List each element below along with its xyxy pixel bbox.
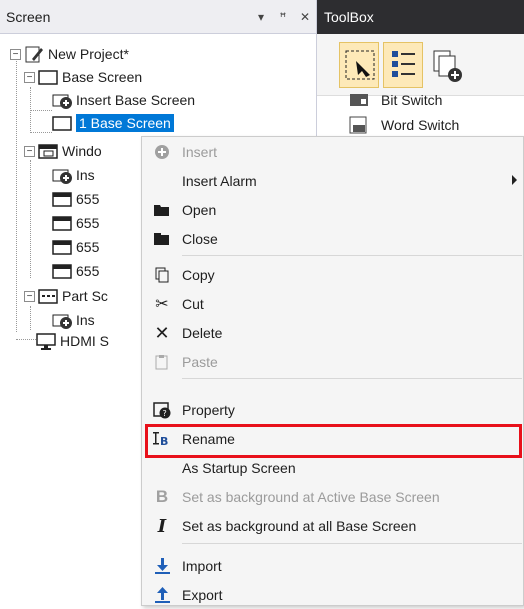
collapse-icon[interactable]: − <box>24 71 35 83</box>
screen-icon <box>38 70 58 85</box>
select-tool-button[interactable] <box>339 42 379 88</box>
toolbox-item-bit-switch[interactable]: Bit Switch <box>317 89 442 111</box>
tree-node-project[interactable]: − New Project* <box>10 43 129 65</box>
menu-item-property[interactable]: ? Property <box>142 396 523 424</box>
menu-separator <box>182 378 522 379</box>
tree-node-insert-part[interactable]: Ins <box>52 309 95 331</box>
tree-node-part-screen[interactable]: − Part Sc <box>24 285 108 307</box>
submenu-arrow-icon <box>512 175 517 185</box>
window-screen-icon <box>52 264 72 279</box>
tree-node-window-3[interactable]: 655 <box>52 236 99 258</box>
folder-open-icon <box>154 205 169 216</box>
menu-item-delete[interactable]: ✕ Delete <box>142 319 523 347</box>
copy-icon <box>155 267 169 283</box>
window-screen-icon <box>52 192 72 207</box>
window-screen-icon <box>52 216 72 231</box>
italic-i-icon: I <box>157 515 167 537</box>
screen-panel-title: Screen <box>6 8 51 25</box>
bit-switch-icon <box>350 94 368 106</box>
toolbox-title: ToolBox <box>324 9 374 25</box>
insert-screen-icon <box>52 314 72 329</box>
toolbox-toolbar <box>317 34 524 96</box>
select-arrow-icon <box>345 50 375 80</box>
screen-panel-header: Screen ▾ ꟸ ✕ <box>0 0 316 34</box>
window-screen-icon <box>38 144 58 159</box>
tree-node-hdmi[interactable]: HDMI S <box>36 330 109 352</box>
tree-node-window-screen[interactable]: − Windo <box>24 140 102 162</box>
add-circle-icon <box>155 145 169 159</box>
project-icon <box>25 46 43 63</box>
collapse-icon[interactable]: − <box>24 290 35 302</box>
insert-screen-icon <box>52 94 72 109</box>
toolbox-header: ToolBox <box>317 0 524 34</box>
import-icon <box>155 558 170 574</box>
bold-b-icon: B <box>155 487 169 506</box>
svg-text:?: ? <box>163 409 167 418</box>
menu-item-open[interactable]: Open <box>142 196 523 224</box>
monitor-icon <box>36 333 56 350</box>
tree-node-window-4[interactable]: 655 <box>52 260 99 282</box>
menu-item-paste[interactable]: Paste <box>142 348 523 376</box>
word-switch-icon <box>349 116 367 134</box>
menu-separator <box>182 255 522 256</box>
menu-item-cut[interactable]: ✂ Cut <box>142 290 523 318</box>
menu-item-export[interactable]: Export <box>142 581 523 609</box>
delete-x-icon: ✕ <box>154 322 170 343</box>
property-icon: ? <box>153 402 171 419</box>
collapse-icon[interactable]: − <box>10 48 21 60</box>
scissors-icon: ✂ <box>155 296 169 313</box>
paste-icon <box>155 355 168 370</box>
tree-node-insert-window[interactable]: Ins <box>52 164 95 186</box>
window-screen-icon <box>52 240 72 255</box>
menu-item-import[interactable]: Import <box>142 552 523 580</box>
selected-node-label: 1 Base Screen <box>76 114 174 132</box>
close-icon[interactable]: ✕ <box>294 10 316 24</box>
screen-icon <box>52 116 72 131</box>
insert-screen-icon <box>52 169 72 184</box>
tree-node-window-2[interactable]: 655 <box>52 212 99 234</box>
menu-item-insert[interactable]: Insert <box>142 138 523 166</box>
menu-item-copy[interactable]: Copy <box>142 261 523 289</box>
export-icon <box>155 587 170 603</box>
folder-close-icon <box>154 233 169 245</box>
menu-item-insert-alarm[interactable]: Insert Alarm <box>142 167 523 195</box>
list-icon <box>392 51 415 77</box>
menu-separator <box>182 543 522 544</box>
context-menu: Insert Insert Alarm Open Close Copy ✂ Cu… <box>141 136 524 606</box>
list-view-button[interactable] <box>383 42 423 88</box>
menu-item-set-bg-active[interactable]: B Set as background at Active Base Scree… <box>142 483 523 511</box>
menu-item-set-bg-all[interactable]: I Set as background at all Base Screen <box>142 512 523 540</box>
add-object-icon <box>433 50 462 82</box>
dropdown-icon[interactable]: ▾ <box>250 10 272 24</box>
tree-node-insert-base-screen[interactable]: Insert Base Screen <box>52 89 195 111</box>
part-screen-icon <box>38 289 58 304</box>
add-object-button[interactable] <box>427 42 467 88</box>
menu-item-as-startup-screen[interactable]: As Startup Screen <box>142 454 523 482</box>
tree-node-base-screen-1[interactable]: 1 Base Screen <box>52 112 174 134</box>
pin-icon[interactable]: ꟸ <box>272 10 294 24</box>
tree-node-window-1[interactable]: 655 <box>52 188 99 210</box>
collapse-icon[interactable]: − <box>24 145 35 157</box>
rename-highlight-box <box>145 424 522 458</box>
menu-item-close[interactable]: Close <box>142 225 523 253</box>
tree-node-base-screen[interactable]: − Base Screen <box>24 66 142 88</box>
toolbox-item-word-switch[interactable]: Word Switch <box>317 114 459 136</box>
______
**KRÓTKIE ĆWICZENIE**
Przepisz dokładnie wszystkie powyższe wiersze, bez żadnych zmian, ale pomiń w odpowiedzi obrazy.

**ROZWIĄZANIE ĆWICZENIA**
List each element below along with its xyxy pixel bbox.
collapse-icon[interactable]: − <box>24 71 35 83</box>
screen-icon <box>38 70 58 85</box>
select-tool-button[interactable] <box>339 42 379 88</box>
toolbox-item-bit-switch[interactable]: Bit Switch <box>317 89 442 111</box>
tree-node-project[interactable]: − New Project* <box>10 43 129 65</box>
menu-item-property[interactable]: ? Property <box>142 396 523 424</box>
menu-separator <box>182 378 522 379</box>
tree-node-insert-part[interactable]: Ins <box>52 309 95 331</box>
tree-node-part-screen[interactable]: − Part Sc <box>24 285 108 307</box>
submenu-arrow-icon <box>512 175 517 185</box>
window-screen-icon <box>52 264 72 279</box>
tree-node-window-3[interactable]: 655 <box>52 236 99 258</box>
folder-open-icon <box>154 205 169 216</box>
menu-item-delete[interactable]: ✕ Delete <box>142 319 523 347</box>
copy-icon <box>155 267 169 283</box>
window-screen-icon <box>52 192 72 207</box>
window-screen-icon <box>52 216 72 231</box>
italic-i-icon: I <box>157 515 167 537</box>
screen-panel-title: Screen <box>6 8 51 25</box>
bit-switch-icon <box>350 94 368 106</box>
toolbox-title: ToolBox <box>324 9 374 25</box>
insert-screen-icon <box>52 314 72 329</box>
toolbox-toolbar <box>317 34 524 96</box>
select-arrow-icon <box>345 50 375 80</box>
screen-panel-header: Screen ▾ ꟸ ✕ <box>0 0 316 34</box>
window-screen-icon <box>38 144 58 159</box>
tree-node-hdmi[interactable]: HDMI S <box>36 330 109 352</box>
tree-node-window-screen[interactable]: − Windo <box>24 140 102 162</box>
add-circle-icon <box>155 145 169 159</box>
project-icon <box>25 46 43 63</box>
collapse-icon[interactable]: − <box>24 290 35 302</box>
insert-screen-icon <box>52 94 72 109</box>
toolbox-header: ToolBox <box>317 0 524 34</box>
import-icon <box>155 558 170 574</box>
bold-b-icon: B <box>155 487 169 506</box>
svg-text:?: ? <box>163 409 167 418</box>
menu-item-open[interactable]: Open <box>142 196 523 224</box>
monitor-icon <box>36 333 56 350</box>
tree-node-window-4[interactable]: 655 <box>52 260 99 282</box>
menu-item-paste[interactable]: Paste <box>142 348 523 376</box>
word-switch-icon <box>349 116 367 134</box>
menu-separator <box>182 255 522 256</box>
menu-item-cut[interactable]: ✂ Cut <box>142 290 523 318</box>
menu-item-export[interactable]: Export <box>142 581 523 609</box>
delete-x-icon: ✕ <box>154 322 170 343</box>
property-icon: ? <box>153 402 171 419</box>
collapse-icon[interactable]: − <box>10 48 21 60</box>
scissors-icon: ✂ <box>155 296 169 313</box>
paste-icon <box>155 355 168 370</box>
tree-node-insert-window[interactable]: Ins <box>52 164 95 186</box>
window-screen-icon <box>52 240 72 255</box>
menu-item-import[interactable]: Import <box>142 552 523 580</box>
selected-node-label: 1 Base Screen <box>76 114 174 132</box>
close-icon[interactable]: ✕ <box>294 10 316 24</box>
screen-icon <box>52 116 72 131</box>
insert-screen-icon <box>52 169 72 184</box>
tree-node-window-2[interactable]: 655 <box>52 212 99 234</box>
menu-item-insert[interactable]: Insert <box>142 138 523 166</box>
menu-item-copy[interactable]: Copy <box>142 261 523 289</box>
export-icon <box>155 587 170 603</box>
folder-close-icon <box>154 233 169 245</box>
menu-item-insert-alarm[interactable]: Insert Alarm <box>142 167 523 195</box>
list-icon <box>392 51 415 77</box>
menu-separator <box>182 543 522 544</box>
context-menu: Insert Insert Alarm Open Close Copy ✂ Cu… <box>141 136 524 606</box>
list-view-button[interactable] <box>383 42 423 88</box>
menu-item-set-bg-active[interactable]: B Set as background at Active Base Scree… <box>142 483 523 511</box>
menu-item-set-bg-all[interactable]: I Set as background at all Base Screen <box>142 512 523 540</box>
add-object-icon <box>433 50 462 82</box>
dropdown-icon[interactable]: ▾ <box>250 10 272 24</box>
tree-node-insert-base-screen[interactable]: Insert Base Screen <box>52 89 195 111</box>
part-screen-icon <box>38 289 58 304</box>
add-object-button[interactable] <box>427 42 467 88</box>
menu-item-as-startup-screen[interactable]: As Startup Screen <box>142 454 523 482</box>
tree-node-base-screen-1[interactable]: 1 Base Screen <box>52 112 174 134</box>
pin-icon[interactable]: ꟸ <box>272 10 294 24</box>
tree-node-window-1[interactable]: 655 <box>52 188 99 210</box>
collapse-icon[interactable]: − <box>24 145 35 157</box>
rename-highlight-box <box>145 424 522 458</box>
menu-item-close[interactable]: Close <box>142 225 523 253</box>
tree-node-base-screen[interactable]: − Base Screen <box>24 66 142 88</box>
toolbox-item-word-switch[interactable]: Word Switch <box>317 114 459 136</box>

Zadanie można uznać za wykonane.